§ **Task material**:

........

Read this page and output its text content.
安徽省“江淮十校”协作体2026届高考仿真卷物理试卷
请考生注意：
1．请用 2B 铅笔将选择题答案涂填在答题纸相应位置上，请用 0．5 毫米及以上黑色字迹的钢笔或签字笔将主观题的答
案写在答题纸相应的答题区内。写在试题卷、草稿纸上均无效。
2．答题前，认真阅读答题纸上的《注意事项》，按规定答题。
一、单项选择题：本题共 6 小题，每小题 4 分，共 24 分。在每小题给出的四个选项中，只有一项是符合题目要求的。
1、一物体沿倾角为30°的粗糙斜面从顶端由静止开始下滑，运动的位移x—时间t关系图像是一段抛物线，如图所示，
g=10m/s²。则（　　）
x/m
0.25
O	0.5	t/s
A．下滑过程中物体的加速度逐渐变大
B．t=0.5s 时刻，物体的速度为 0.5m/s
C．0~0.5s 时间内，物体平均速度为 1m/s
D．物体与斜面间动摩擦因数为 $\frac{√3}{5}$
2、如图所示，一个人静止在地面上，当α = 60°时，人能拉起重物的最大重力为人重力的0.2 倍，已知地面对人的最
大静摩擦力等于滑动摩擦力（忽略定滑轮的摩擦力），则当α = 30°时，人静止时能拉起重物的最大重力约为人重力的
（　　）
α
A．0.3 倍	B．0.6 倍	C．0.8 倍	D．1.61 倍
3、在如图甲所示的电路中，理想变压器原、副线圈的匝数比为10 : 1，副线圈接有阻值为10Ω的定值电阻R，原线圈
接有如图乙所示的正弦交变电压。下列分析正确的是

........

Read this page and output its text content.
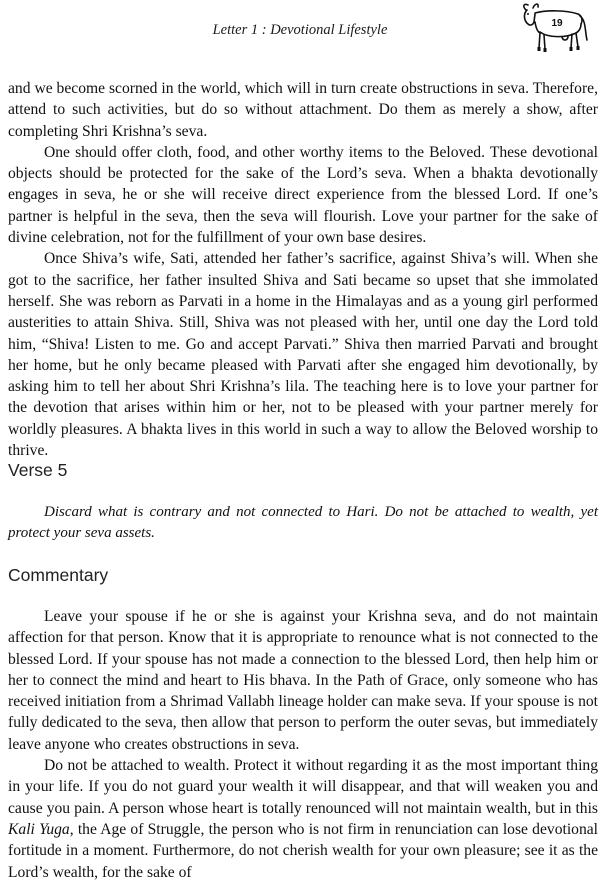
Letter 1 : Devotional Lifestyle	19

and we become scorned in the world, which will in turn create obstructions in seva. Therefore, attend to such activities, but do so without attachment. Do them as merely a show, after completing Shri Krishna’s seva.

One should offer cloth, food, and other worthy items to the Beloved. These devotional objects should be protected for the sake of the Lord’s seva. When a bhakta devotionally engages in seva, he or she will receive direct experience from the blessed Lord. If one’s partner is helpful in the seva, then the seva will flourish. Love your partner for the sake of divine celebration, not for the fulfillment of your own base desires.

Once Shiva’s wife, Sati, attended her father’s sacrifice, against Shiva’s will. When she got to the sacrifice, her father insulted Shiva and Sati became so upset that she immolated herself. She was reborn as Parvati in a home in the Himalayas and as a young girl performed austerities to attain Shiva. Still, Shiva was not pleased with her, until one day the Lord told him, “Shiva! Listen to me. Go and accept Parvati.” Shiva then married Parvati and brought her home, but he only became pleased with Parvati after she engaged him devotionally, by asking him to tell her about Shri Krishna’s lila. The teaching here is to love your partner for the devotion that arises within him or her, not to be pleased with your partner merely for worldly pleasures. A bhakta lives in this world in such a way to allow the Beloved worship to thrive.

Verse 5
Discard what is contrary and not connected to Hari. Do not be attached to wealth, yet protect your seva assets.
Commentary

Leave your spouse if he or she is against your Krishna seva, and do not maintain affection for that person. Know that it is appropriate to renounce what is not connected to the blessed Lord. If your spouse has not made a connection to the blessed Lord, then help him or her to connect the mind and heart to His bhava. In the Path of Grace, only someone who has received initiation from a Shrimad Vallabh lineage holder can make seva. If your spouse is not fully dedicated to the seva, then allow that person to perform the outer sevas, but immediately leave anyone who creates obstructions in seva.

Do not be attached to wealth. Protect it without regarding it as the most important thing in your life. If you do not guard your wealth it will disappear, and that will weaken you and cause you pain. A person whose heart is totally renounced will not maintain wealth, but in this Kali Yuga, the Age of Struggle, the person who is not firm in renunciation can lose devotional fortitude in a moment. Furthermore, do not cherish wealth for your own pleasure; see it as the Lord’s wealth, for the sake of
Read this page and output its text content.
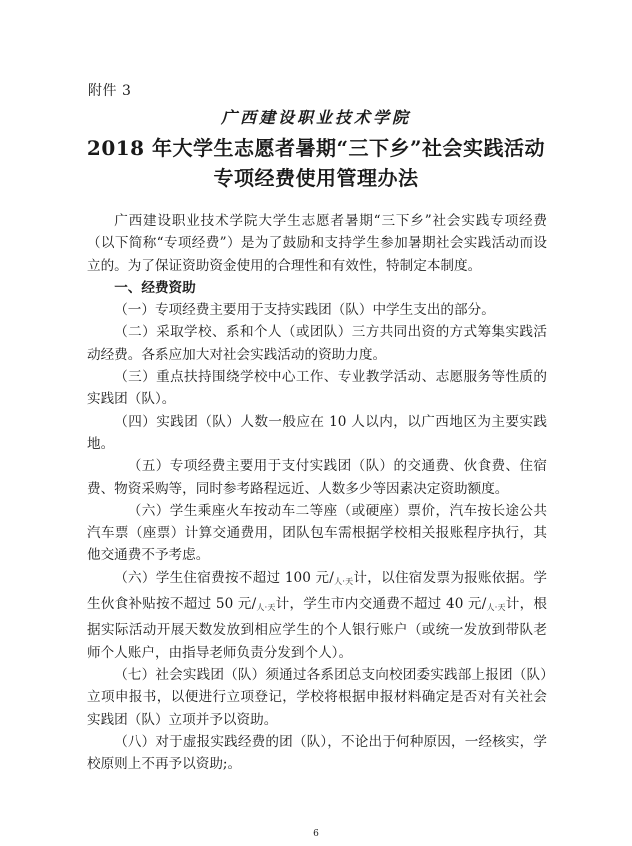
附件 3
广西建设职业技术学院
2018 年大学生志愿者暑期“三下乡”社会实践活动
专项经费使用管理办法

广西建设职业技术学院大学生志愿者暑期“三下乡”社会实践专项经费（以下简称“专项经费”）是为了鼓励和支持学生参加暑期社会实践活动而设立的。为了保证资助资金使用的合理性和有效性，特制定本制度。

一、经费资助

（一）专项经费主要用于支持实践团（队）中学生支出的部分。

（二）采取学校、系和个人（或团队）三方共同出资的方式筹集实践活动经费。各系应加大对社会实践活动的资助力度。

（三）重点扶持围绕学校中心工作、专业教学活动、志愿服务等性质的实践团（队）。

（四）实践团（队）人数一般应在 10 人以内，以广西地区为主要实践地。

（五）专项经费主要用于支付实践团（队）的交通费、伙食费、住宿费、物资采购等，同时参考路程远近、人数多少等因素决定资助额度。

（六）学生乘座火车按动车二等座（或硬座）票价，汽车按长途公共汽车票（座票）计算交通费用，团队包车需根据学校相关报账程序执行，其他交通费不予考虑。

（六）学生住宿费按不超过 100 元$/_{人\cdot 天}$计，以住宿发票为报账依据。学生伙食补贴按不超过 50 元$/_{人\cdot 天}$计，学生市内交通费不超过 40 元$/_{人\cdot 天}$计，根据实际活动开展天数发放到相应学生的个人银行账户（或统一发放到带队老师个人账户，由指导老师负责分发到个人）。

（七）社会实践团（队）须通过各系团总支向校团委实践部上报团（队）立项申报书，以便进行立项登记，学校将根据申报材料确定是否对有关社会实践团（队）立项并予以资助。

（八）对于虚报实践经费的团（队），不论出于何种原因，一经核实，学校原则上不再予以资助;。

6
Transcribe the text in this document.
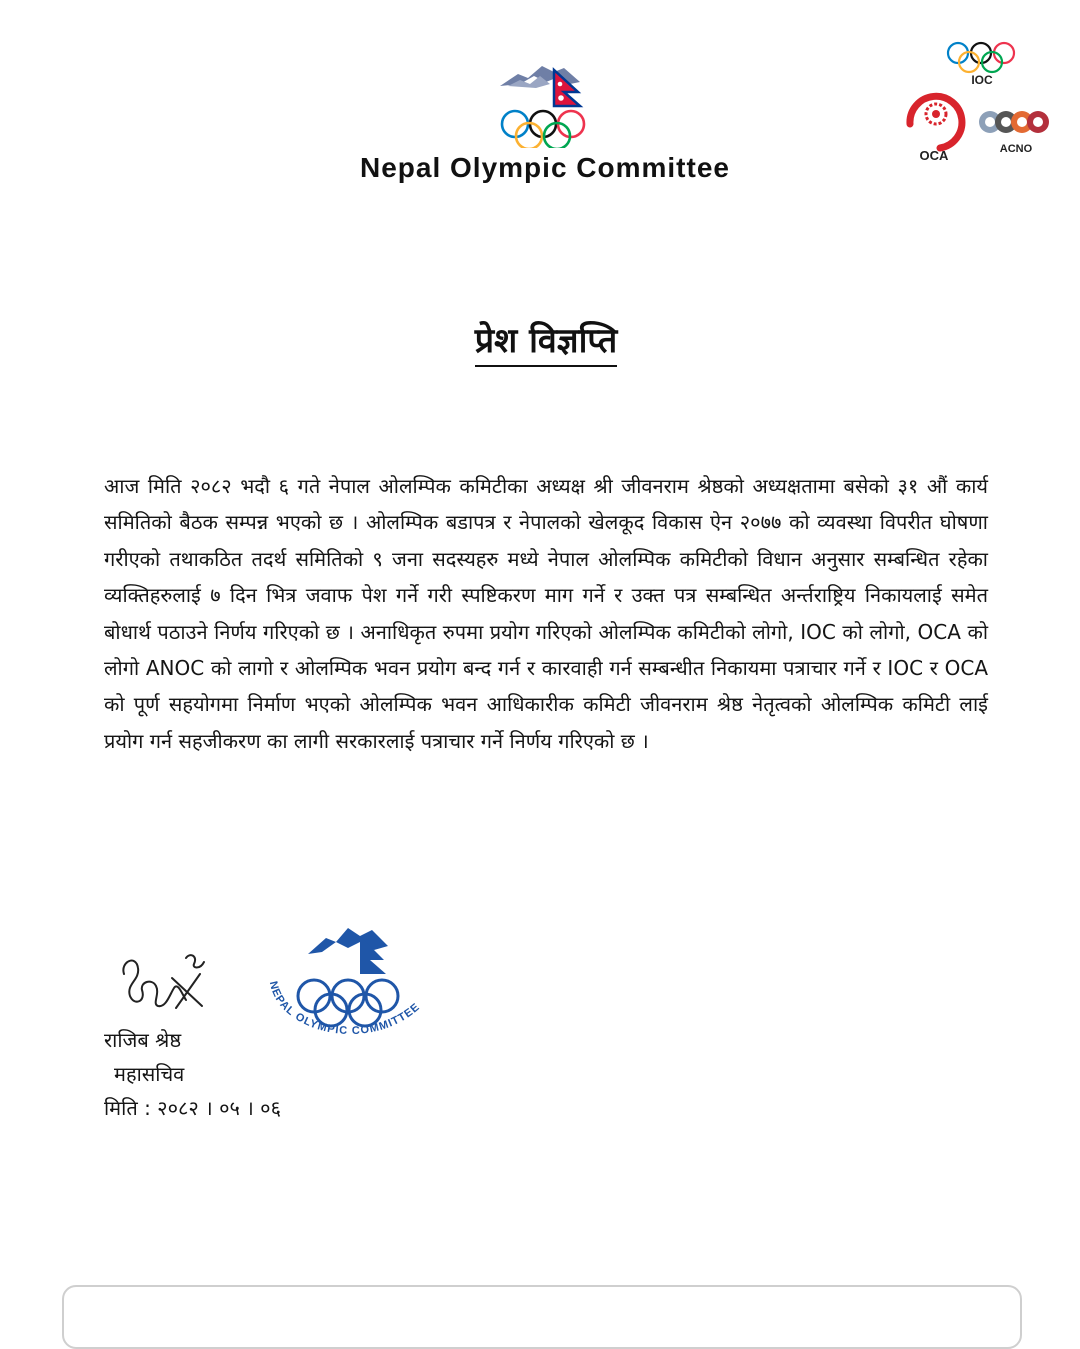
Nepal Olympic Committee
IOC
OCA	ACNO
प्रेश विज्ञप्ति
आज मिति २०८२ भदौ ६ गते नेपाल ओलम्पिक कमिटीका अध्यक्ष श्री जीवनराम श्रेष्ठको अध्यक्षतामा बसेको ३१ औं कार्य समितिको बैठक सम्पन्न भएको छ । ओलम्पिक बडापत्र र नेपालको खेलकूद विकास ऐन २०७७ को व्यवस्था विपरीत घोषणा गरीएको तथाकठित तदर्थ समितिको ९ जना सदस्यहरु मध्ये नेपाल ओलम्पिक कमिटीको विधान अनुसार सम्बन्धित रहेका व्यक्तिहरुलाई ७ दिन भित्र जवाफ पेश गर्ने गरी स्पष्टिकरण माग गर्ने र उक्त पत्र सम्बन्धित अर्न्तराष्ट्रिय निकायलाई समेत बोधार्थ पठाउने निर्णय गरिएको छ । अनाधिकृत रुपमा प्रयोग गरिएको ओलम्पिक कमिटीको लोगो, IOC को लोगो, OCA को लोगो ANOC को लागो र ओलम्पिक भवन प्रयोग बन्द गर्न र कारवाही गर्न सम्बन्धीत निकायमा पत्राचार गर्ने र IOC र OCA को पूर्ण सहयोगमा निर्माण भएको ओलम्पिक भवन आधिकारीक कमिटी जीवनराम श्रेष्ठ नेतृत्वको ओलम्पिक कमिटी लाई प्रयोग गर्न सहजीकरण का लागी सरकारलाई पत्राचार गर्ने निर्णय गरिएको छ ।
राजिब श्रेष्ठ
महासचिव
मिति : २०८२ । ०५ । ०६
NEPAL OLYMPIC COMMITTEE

........

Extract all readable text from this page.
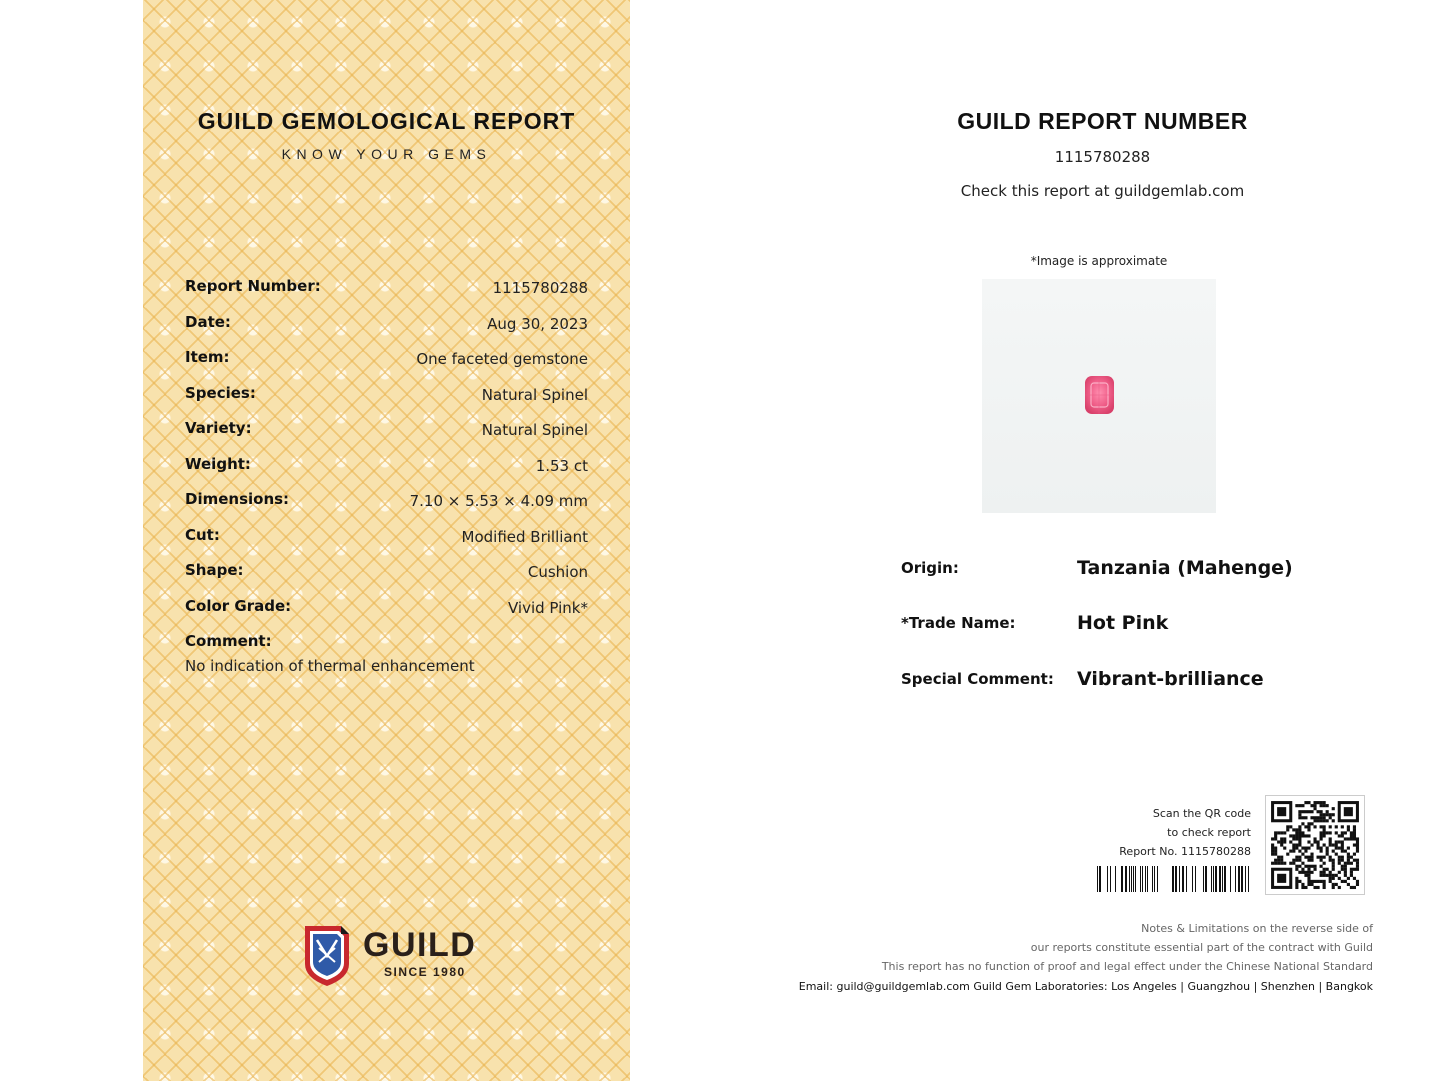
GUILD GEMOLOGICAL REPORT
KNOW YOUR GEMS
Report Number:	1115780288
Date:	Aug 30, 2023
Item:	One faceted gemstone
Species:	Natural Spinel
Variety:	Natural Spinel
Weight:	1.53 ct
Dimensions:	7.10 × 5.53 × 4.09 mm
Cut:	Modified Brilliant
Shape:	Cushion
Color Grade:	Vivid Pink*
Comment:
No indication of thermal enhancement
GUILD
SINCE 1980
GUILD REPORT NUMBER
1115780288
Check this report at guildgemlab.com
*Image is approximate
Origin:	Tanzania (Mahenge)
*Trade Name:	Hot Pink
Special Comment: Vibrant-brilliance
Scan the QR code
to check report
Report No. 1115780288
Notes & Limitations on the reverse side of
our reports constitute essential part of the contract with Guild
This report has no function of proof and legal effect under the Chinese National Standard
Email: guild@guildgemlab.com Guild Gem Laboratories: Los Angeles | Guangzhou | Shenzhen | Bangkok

........

§ **Aim of the exercise**: Read through the entries and copy every line that includes "what".

§ **Problem solution**:
Discard what is contrary and not connected to Hari. Do not be attached to wealth, yet protect your seva assets.
Leave your spouse if he or she is against your Krishna seva, and do not maintain affection for that person. Know that it is appropriate to renounce what is not connected to the blessed Lord. If your spouse has not made a connection to the blessed Lord, then help him or her to connect the mind and heart to His bhava. In the Path of Grace, only someone who has received initiation from a Shrimad Vallabh lineage holder can make seva. If your spouse is not fully dedicated to the seva, then allow that person to perform the outer sevas, but immediately leave anyone who creates obstructions in seva.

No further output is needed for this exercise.